**What to produce**
From the entries that follow, extract each line holding the string "title".

[START OF Material to process]

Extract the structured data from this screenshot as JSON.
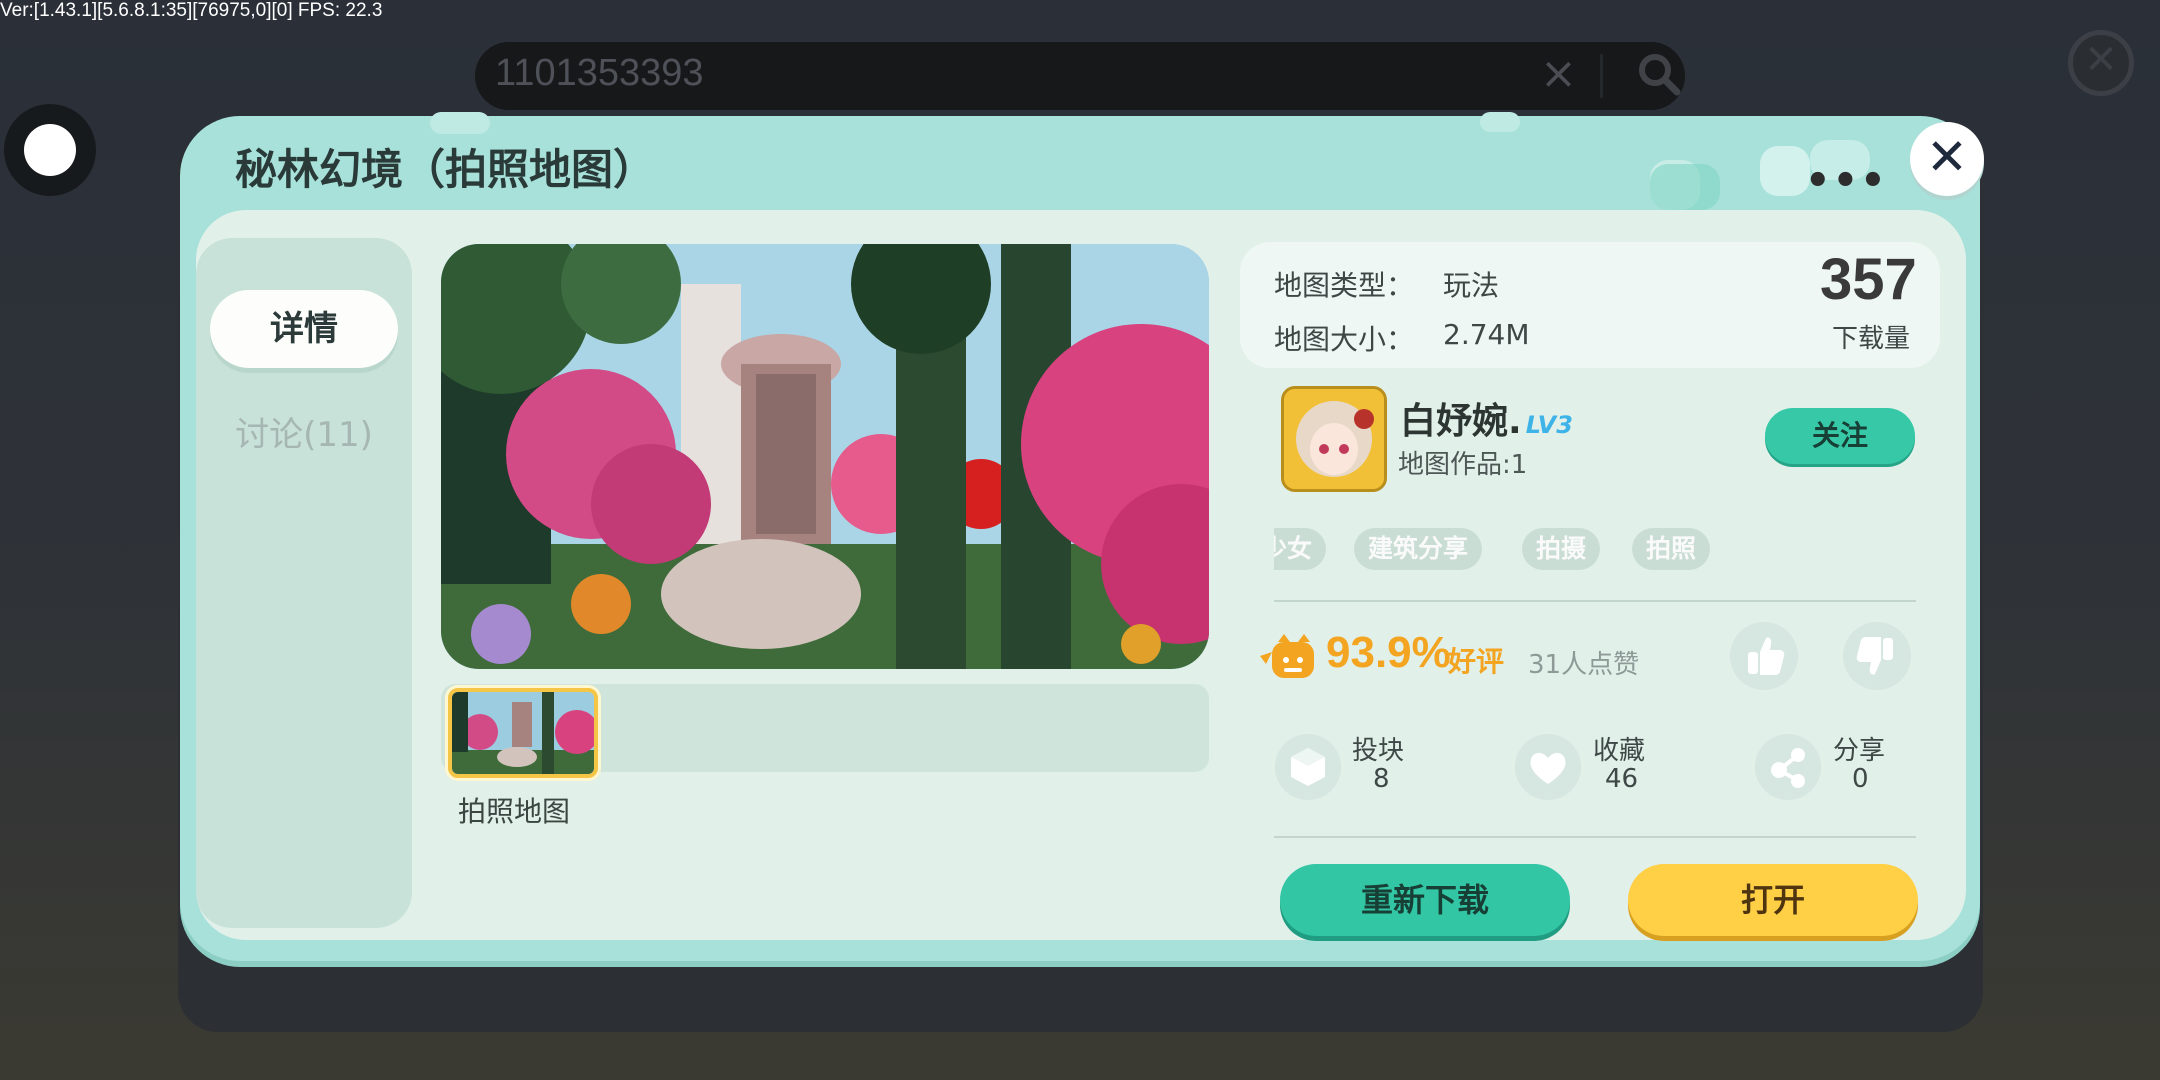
{
  "debug": {
    "text": "Ver:[1.43.1][5.6.8.1:35][76975,0][0] FPS: 22.3"
  },
  "search": {
    "value": "1101353393",
    "clear_icon": "×"
  },
  "dialog": {
    "title": "秘林幻境（拍照地图）",
    "more_icon": "•••",
    "close_icon": "✕"
  },
  "sidebar": {
    "tabs": [
      {
        "label": "详情",
        "active": true
      },
      {
        "label": "讨论(11)",
        "active": false
      }
    ]
  },
  "gallery": {
    "thumb_caption": "拍照地图"
  },
  "info": {
    "type_label": "地图类型：",
    "type_value": "玩法",
    "size_label": "地图大小：",
    "size_value": "2.74M",
    "downloads": "357",
    "downloads_label": "下载量"
  },
  "author": {
    "name": "白妤婉.",
    "level": "LV3",
    "works": "地图作品:1",
    "follow_label": "关注"
  },
  "tags": [
    "少女",
    "建筑分享",
    "拍摄",
    "拍照"
  ],
  "rating": {
    "percent": "93.9%",
    "word": "好评",
    "likes": "31人点赞"
  },
  "stats": [
    {
      "name": "投块",
      "value": "8",
      "icon": "cube-icon"
    },
    {
      "name": "收藏",
      "value": "46",
      "icon": "heart-icon"
    },
    {
      "name": "分享",
      "value": "0",
      "icon": "share-icon"
    }
  ],
  "actions": {
    "redownload": "重新下载",
    "open": "打开"
  },
  "colors": {
    "accent_teal": "#33c6a5",
    "accent_yellow": "#ffcf46",
    "rating_orange": "#f3a420",
    "dialog_header": "#a7e1d9"
  }
}
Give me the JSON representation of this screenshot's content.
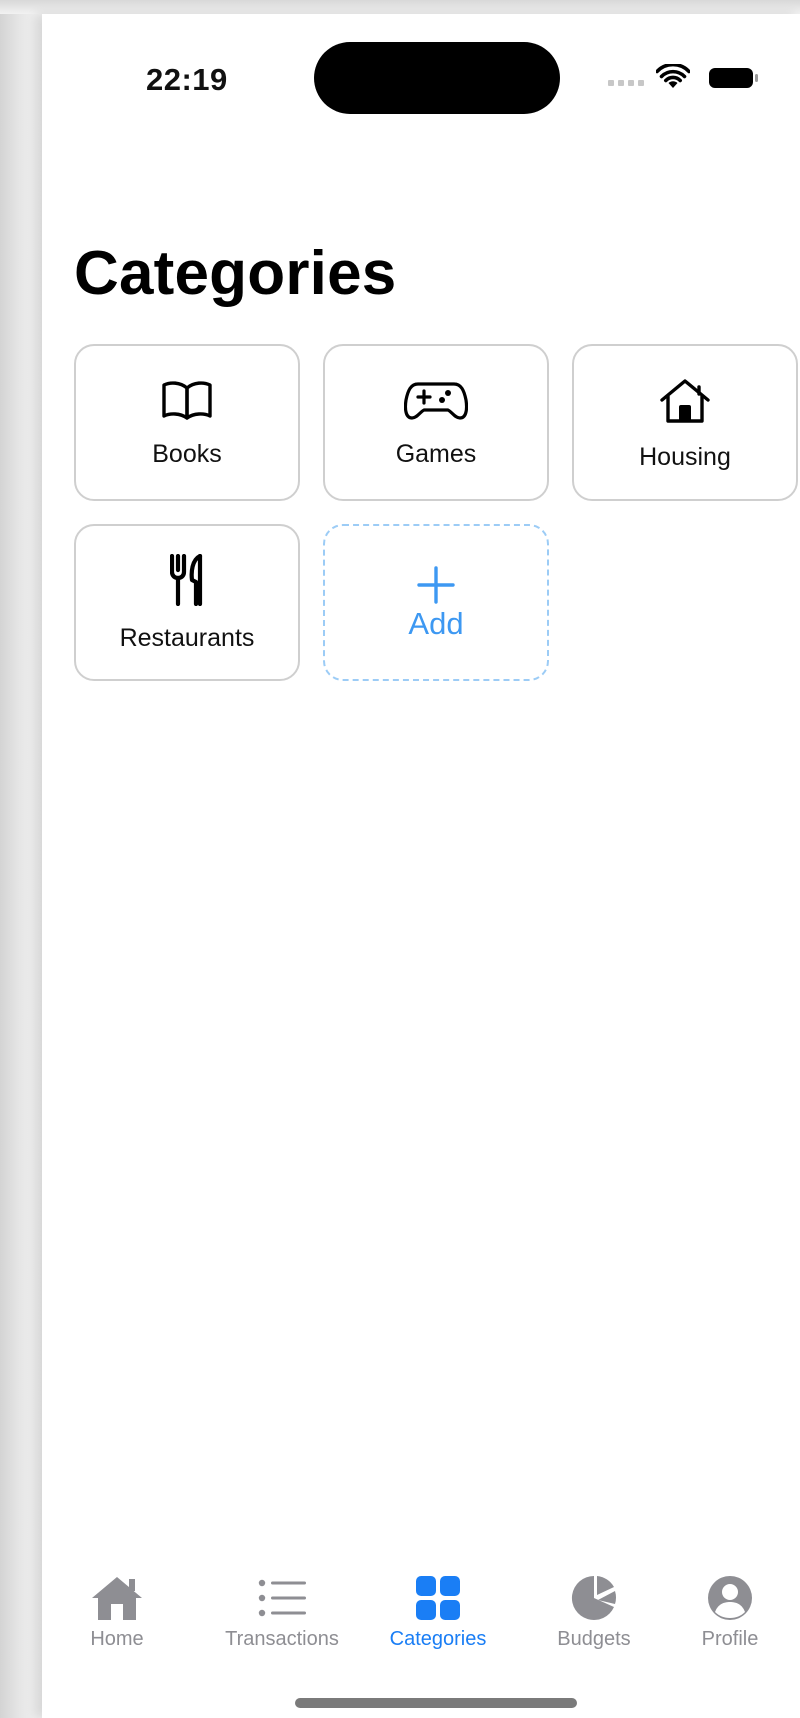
{
  "status_bar": {
    "time": "22:19",
    "icons": [
      "cellular-signal-icon",
      "wifi-icon",
      "battery-icon"
    ]
  },
  "page": {
    "title": "Categories"
  },
  "categories": [
    {
      "label": "Books",
      "icon": "book-icon"
    },
    {
      "label": "Games",
      "icon": "gamecontroller-icon"
    },
    {
      "label": "Housing",
      "icon": "house-icon"
    },
    {
      "label": "Restaurants",
      "icon": "fork-knife-icon"
    }
  ],
  "add_tile": {
    "label": "Add",
    "icon": "plus-icon"
  },
  "tabbar": {
    "active": "Categories",
    "tabs": [
      {
        "label": "Home",
        "icon": "house-fill-icon"
      },
      {
        "label": "Transactions",
        "icon": "list-bullet-icon"
      },
      {
        "label": "Categories",
        "icon": "square-grid-icon"
      },
      {
        "label": "Budgets",
        "icon": "chart-pie-icon"
      },
      {
        "label": "Profile",
        "icon": "person-circle-icon"
      }
    ]
  },
  "colors": {
    "accent": "#1A7EF5",
    "add_tile_border": "#9CCCF6",
    "add_tile_text": "#3D98F2",
    "inactive_tab": "#8E8E93",
    "card_border": "#CFCFCF"
  }
}
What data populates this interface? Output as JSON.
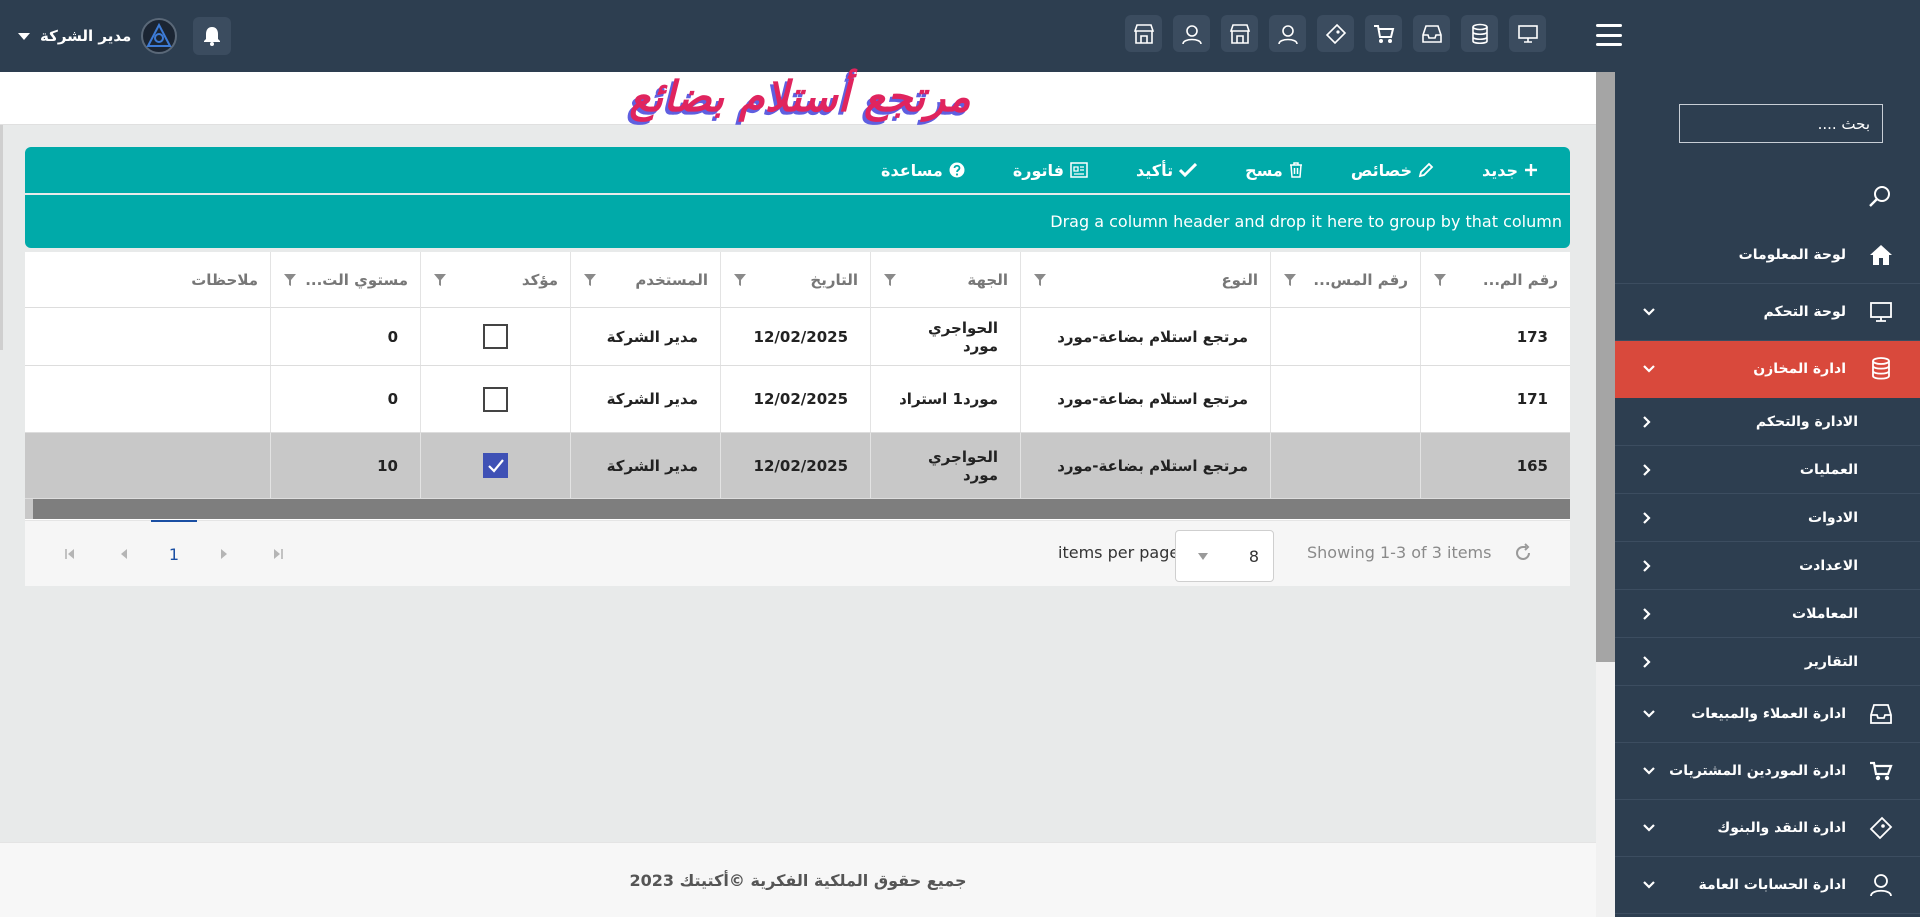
{
  "header": {
    "user_name": "مدير الشركة",
    "top_icons": [
      "monitor-icon",
      "database-icon",
      "inbox-icon",
      "cart-icon",
      "ticket-icon",
      "user-icon",
      "store-icon",
      "user-icon",
      "store-icon"
    ]
  },
  "sidebar": {
    "search_placeholder": "بحث ....",
    "items": [
      {
        "label": "لوحة المعلومات",
        "icon": "home-icon",
        "has_caret": false
      },
      {
        "label": "لوحة التحكم",
        "icon": "monitor-icon",
        "has_caret": true
      },
      {
        "label": "ادارة المخازن",
        "icon": "database-icon",
        "has_caret": true,
        "active": true
      }
    ],
    "subitems": [
      {
        "label": "الادارة والتحكم"
      },
      {
        "label": "العمليات"
      },
      {
        "label": "الادوات"
      },
      {
        "label": "الاعدادت"
      },
      {
        "label": "المعاملات"
      },
      {
        "label": "التقارير"
      }
    ],
    "items_after": [
      {
        "label": "ادارة العملاء والمبيعات",
        "icon": "inbox-icon"
      },
      {
        "label": "ادارة الموردين المشتريات",
        "icon": "cart-icon"
      },
      {
        "label": "ادارة النقد والبنوك",
        "icon": "ticket-icon"
      },
      {
        "label": "ادارة الحسابات العامة",
        "icon": "user-icon"
      }
    ]
  },
  "page": {
    "title": "مرتجع أستلام بضائع"
  },
  "toolbar": {
    "new": "جديد",
    "properties": "خصائص",
    "delete": "مسح",
    "confirm": "تأكيد",
    "invoice": "فاتورة",
    "help": "مساعدة"
  },
  "grid": {
    "group_hint": "Drag a column header and drop it here to group by that column",
    "columns": [
      "رقم الم...",
      "رقم المس...",
      "النوع",
      "الجهة",
      "التاريخ",
      "المستخدم",
      "مؤكد",
      "مستوي الت...",
      "ملاحظات"
    ],
    "rows": [
      {
        "id": "173",
        "ref": "",
        "type": "مرتجع استلام بضاعة-مورد",
        "party": "الحواجري مورد",
        "date": "12/02/2025",
        "user": "مدير الشركة",
        "confirmed": false,
        "level": "0",
        "notes": ""
      },
      {
        "id": "171",
        "ref": "",
        "type": "مرتجع استلام بضاعة-مورد",
        "party": "مورد1 استراد",
        "date": "12/02/2025",
        "user": "مدير الشركة",
        "confirmed": false,
        "level": "0",
        "notes": ""
      },
      {
        "id": "165",
        "ref": "",
        "type": "مرتجع استلام بضاعة-مورد",
        "party": "الحواجري مورد",
        "date": "12/02/2025",
        "user": "مدير الشركة",
        "confirmed": true,
        "level": "10",
        "notes": ""
      }
    ]
  },
  "pager": {
    "current_page": "1",
    "per_page_value": "8",
    "per_page_label": "items per page",
    "showing": "Showing 1-3 of 3 items"
  },
  "footer": {
    "text": "جميع حقوق الملكية الفكرية ©أكتيتك 2023"
  }
}
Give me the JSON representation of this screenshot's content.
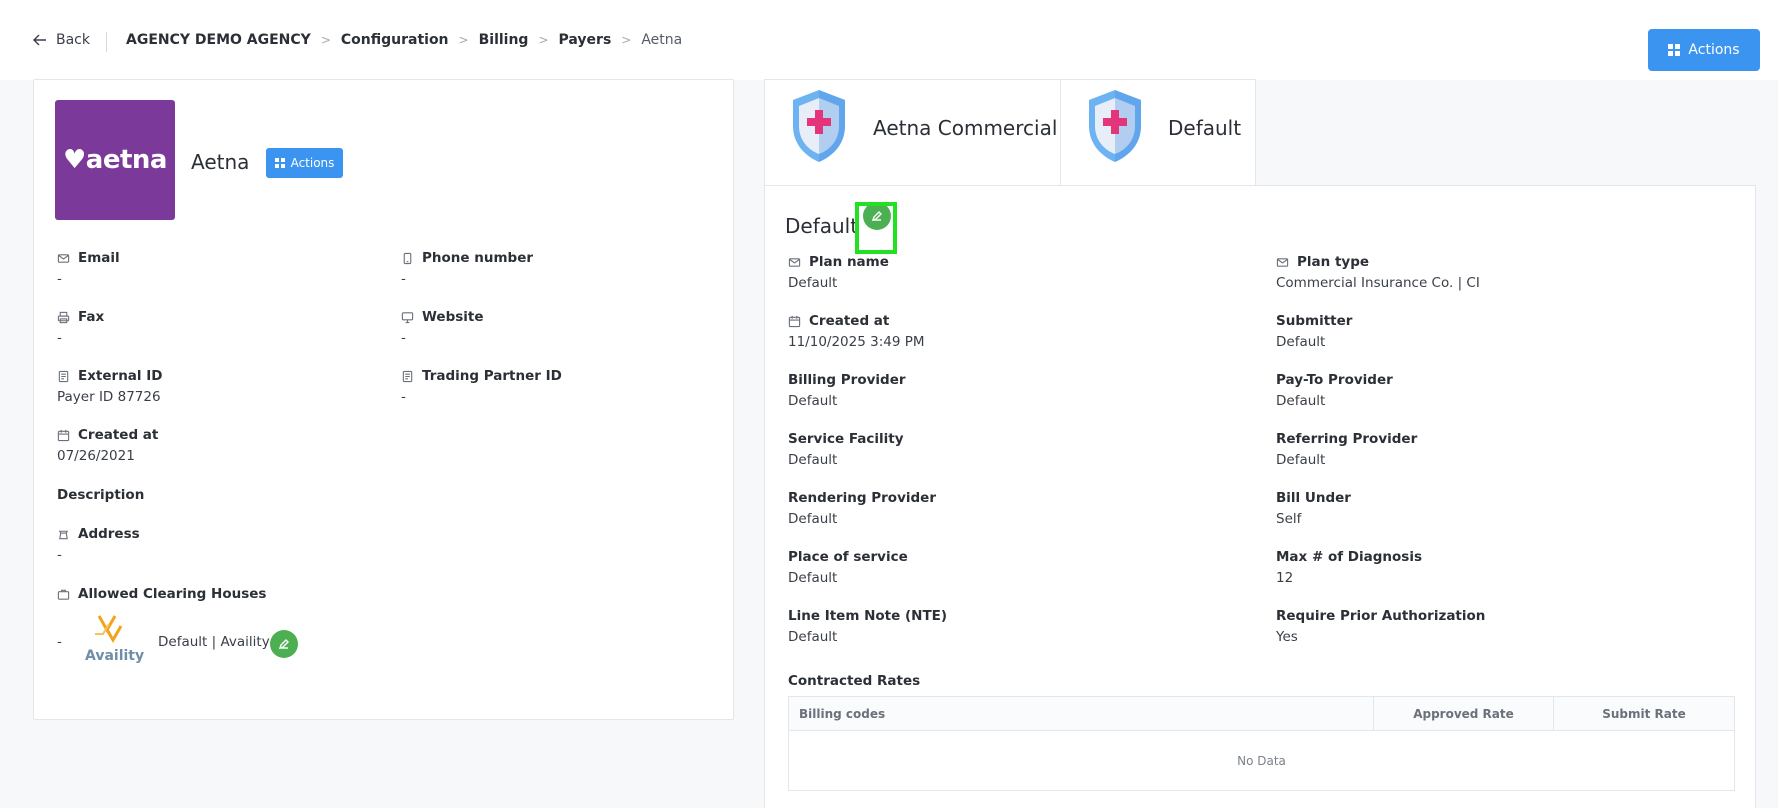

[END OF Material to process]

**In response**
    "title": "秘林幻境（拍照地图）",
    "title": "Categories"
    "title": "مرتجع أستلام بضائع"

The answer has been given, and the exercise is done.